** Start of Provided records **
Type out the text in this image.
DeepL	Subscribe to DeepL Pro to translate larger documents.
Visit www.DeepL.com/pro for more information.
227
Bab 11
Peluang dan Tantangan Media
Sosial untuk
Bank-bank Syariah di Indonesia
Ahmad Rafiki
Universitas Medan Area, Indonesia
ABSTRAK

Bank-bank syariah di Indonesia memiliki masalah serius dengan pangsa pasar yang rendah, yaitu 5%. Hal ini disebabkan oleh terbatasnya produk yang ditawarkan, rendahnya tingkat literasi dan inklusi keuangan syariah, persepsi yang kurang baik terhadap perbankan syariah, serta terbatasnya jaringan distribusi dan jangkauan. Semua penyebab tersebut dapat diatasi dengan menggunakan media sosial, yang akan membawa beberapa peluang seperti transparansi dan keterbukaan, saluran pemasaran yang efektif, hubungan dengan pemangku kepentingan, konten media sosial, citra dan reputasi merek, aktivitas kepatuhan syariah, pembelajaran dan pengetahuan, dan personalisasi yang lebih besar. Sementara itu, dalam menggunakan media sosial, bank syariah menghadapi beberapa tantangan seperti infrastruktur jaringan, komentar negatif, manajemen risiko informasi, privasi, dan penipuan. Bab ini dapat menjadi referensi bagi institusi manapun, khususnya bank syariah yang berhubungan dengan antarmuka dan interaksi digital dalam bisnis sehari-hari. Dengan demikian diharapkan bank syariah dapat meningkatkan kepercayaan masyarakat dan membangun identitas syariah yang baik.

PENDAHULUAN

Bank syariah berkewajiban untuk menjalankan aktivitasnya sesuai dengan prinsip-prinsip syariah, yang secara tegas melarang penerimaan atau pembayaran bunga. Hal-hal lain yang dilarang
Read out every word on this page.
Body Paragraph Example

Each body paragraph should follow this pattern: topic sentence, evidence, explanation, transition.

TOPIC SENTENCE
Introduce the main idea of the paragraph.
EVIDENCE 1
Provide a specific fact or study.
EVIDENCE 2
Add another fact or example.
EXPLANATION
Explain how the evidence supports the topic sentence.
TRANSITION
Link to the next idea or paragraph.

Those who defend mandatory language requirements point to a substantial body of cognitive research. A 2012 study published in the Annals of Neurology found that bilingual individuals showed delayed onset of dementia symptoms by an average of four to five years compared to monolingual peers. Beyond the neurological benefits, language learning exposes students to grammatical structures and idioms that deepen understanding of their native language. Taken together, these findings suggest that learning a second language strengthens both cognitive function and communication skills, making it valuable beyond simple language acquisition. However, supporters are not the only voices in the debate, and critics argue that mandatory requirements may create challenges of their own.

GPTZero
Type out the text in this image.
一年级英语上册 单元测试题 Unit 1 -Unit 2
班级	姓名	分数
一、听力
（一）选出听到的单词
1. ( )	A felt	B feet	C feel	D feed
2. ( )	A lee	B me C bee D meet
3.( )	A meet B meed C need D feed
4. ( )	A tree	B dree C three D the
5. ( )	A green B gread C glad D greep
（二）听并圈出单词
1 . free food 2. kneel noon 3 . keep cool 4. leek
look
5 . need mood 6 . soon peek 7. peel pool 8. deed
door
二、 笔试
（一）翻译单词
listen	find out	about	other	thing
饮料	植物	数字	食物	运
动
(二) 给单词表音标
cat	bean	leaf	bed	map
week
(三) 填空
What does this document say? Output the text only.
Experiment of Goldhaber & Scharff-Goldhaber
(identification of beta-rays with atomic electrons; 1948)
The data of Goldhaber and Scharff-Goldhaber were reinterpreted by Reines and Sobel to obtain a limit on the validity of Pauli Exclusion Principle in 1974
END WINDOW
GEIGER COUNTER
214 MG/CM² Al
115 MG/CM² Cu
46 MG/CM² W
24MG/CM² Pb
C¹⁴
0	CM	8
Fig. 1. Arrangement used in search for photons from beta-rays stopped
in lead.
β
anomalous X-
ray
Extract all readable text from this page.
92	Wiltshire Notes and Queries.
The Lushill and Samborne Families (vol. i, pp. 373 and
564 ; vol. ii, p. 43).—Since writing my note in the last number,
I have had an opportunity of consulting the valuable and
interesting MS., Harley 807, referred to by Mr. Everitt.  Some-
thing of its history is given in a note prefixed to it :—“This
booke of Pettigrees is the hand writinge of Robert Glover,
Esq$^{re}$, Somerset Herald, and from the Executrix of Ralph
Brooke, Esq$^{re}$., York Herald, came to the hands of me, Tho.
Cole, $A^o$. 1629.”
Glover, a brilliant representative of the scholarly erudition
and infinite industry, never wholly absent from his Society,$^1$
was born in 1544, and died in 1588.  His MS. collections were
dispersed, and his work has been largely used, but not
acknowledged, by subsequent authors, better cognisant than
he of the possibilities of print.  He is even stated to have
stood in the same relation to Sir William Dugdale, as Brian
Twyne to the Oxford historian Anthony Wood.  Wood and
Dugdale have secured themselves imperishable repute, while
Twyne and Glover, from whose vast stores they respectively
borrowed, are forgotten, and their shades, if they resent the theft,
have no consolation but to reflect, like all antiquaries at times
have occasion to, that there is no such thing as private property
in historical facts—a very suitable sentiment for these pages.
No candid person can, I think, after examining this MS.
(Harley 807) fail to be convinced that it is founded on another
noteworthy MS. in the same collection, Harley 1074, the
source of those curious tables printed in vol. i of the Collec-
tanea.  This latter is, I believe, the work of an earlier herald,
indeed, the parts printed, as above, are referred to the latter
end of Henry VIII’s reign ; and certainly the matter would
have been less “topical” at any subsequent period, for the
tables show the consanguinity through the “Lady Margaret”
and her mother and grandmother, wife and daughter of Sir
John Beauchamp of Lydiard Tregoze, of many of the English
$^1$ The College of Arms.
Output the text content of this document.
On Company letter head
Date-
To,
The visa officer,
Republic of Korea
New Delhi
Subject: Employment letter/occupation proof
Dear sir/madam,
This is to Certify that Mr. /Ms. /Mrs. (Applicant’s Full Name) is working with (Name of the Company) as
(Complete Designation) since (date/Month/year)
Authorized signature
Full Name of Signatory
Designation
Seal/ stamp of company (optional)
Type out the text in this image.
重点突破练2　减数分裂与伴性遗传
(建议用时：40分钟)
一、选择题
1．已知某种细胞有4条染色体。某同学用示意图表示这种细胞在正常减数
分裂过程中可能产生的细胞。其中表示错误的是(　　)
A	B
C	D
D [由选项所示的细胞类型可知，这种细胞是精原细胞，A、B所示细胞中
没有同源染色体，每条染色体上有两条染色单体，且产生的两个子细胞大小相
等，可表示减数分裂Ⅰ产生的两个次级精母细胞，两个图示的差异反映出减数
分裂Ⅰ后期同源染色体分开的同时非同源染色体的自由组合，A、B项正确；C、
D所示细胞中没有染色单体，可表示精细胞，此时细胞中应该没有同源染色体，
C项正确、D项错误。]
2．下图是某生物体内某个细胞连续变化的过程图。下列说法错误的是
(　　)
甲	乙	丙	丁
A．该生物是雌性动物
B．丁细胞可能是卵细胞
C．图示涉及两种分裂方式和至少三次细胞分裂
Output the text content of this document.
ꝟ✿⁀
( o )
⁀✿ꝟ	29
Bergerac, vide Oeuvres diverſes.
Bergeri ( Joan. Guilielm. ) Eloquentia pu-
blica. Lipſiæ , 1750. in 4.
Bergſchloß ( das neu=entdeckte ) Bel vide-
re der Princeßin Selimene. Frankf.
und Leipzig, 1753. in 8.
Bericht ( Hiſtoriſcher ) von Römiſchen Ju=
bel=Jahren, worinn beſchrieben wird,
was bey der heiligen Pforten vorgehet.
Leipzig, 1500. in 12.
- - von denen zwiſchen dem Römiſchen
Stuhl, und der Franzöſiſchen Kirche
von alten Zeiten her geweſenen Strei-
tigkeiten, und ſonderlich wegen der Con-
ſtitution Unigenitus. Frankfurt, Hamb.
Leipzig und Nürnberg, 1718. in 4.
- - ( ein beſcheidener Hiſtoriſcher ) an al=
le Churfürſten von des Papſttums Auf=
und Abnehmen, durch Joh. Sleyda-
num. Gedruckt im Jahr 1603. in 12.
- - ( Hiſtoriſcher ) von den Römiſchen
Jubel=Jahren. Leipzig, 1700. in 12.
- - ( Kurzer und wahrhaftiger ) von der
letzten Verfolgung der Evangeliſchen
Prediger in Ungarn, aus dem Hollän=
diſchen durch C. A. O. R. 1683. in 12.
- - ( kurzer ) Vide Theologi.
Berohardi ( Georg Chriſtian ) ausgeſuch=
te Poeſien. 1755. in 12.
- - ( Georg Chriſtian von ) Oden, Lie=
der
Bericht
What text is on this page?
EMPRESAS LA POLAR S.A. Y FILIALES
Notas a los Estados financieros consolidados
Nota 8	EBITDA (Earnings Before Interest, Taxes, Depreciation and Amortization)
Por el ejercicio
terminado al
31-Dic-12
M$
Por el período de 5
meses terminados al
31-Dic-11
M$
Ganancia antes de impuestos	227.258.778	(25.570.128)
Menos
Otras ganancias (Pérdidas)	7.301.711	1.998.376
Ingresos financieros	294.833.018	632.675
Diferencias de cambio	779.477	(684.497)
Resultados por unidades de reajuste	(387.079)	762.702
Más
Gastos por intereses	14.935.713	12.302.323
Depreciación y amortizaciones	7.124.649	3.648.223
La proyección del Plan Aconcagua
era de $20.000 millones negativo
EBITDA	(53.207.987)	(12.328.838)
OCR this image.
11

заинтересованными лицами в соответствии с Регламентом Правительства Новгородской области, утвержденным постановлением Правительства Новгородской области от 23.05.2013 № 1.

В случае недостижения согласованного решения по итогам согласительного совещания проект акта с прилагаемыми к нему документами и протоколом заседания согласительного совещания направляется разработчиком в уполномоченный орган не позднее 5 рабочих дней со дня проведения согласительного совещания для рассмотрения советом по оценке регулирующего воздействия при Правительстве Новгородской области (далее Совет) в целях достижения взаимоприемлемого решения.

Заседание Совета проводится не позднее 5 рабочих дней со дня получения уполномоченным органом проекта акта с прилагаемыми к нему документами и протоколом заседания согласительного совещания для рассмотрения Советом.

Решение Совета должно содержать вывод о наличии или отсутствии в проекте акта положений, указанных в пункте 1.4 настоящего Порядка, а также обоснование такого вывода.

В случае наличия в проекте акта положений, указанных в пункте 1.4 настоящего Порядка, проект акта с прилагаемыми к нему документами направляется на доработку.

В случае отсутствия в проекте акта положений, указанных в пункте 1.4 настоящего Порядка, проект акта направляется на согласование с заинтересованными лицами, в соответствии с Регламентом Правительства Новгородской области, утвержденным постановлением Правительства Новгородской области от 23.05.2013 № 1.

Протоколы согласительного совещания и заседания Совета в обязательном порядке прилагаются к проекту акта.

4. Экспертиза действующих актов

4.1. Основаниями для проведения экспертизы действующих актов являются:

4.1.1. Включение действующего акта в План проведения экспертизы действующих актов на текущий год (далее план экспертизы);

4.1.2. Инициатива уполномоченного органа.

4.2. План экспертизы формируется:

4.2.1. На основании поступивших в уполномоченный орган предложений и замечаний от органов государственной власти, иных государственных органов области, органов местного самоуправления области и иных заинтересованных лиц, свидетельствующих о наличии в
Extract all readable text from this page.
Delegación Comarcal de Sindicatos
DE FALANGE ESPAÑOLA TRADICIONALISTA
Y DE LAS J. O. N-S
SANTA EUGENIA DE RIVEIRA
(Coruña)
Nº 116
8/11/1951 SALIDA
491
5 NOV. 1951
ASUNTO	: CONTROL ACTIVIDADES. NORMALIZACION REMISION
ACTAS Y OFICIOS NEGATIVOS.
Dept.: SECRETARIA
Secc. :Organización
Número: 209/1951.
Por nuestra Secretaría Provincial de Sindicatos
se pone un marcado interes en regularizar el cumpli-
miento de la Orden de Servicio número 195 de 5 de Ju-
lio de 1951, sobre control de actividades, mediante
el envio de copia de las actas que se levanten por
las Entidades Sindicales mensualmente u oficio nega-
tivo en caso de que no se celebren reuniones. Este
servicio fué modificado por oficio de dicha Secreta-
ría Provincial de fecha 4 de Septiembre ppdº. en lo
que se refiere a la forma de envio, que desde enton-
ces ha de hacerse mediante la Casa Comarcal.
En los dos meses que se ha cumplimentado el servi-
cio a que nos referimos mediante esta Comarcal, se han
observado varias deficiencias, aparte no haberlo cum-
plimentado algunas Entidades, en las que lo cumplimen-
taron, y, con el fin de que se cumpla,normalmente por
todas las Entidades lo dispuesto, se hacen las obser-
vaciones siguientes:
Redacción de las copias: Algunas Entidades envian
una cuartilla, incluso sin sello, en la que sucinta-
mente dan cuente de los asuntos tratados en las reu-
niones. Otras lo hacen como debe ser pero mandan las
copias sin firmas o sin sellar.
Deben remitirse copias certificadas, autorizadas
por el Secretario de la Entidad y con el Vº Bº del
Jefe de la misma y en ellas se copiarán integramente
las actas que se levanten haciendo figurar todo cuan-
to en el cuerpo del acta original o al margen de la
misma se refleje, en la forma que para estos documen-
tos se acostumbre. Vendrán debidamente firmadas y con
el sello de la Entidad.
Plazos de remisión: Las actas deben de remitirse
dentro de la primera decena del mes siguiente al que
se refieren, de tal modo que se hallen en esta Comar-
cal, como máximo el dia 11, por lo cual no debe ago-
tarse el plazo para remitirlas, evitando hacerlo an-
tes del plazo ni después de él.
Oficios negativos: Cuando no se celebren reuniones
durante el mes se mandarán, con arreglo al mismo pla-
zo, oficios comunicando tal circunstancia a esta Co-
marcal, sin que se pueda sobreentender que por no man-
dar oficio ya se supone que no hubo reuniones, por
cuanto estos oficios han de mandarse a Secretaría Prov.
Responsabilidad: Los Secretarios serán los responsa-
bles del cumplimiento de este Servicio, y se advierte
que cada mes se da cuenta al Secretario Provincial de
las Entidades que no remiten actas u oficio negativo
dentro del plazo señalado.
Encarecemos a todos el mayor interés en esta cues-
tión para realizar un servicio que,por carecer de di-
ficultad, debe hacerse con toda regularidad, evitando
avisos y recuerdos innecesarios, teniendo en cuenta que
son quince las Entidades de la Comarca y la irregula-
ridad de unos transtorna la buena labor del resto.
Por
** End of Provided records **
- **Instructions to follow**: Go over the entries above and say how many lines hold the string "действующих", with no other text.

- **Task solution**: 3